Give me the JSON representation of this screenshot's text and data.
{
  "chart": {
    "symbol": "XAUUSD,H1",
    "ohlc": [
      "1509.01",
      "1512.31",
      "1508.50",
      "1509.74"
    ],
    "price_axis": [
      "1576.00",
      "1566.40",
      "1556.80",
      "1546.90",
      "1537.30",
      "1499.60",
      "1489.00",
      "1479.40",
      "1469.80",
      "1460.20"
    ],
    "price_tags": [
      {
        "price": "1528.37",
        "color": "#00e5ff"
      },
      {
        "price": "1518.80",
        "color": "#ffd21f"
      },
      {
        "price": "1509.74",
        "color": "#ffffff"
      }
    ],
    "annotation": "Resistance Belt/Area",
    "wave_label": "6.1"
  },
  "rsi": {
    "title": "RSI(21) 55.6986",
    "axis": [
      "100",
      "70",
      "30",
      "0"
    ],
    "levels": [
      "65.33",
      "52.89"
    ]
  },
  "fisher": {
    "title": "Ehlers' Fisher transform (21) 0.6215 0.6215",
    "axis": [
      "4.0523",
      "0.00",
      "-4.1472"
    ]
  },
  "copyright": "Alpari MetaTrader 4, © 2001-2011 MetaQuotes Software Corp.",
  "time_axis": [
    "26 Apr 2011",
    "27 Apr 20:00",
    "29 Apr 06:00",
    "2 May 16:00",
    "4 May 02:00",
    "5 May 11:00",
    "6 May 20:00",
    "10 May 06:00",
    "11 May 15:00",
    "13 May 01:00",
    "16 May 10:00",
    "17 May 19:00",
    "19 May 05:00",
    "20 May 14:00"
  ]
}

_ _ _ _ _

__Written request__. Find the lines with the string "title" and reproduce them.

__Correct output__.
    "title": "RSI(21) 55.6986",
    "title": "Ehlers' Fisher transform (21) 0.6215 0.6215",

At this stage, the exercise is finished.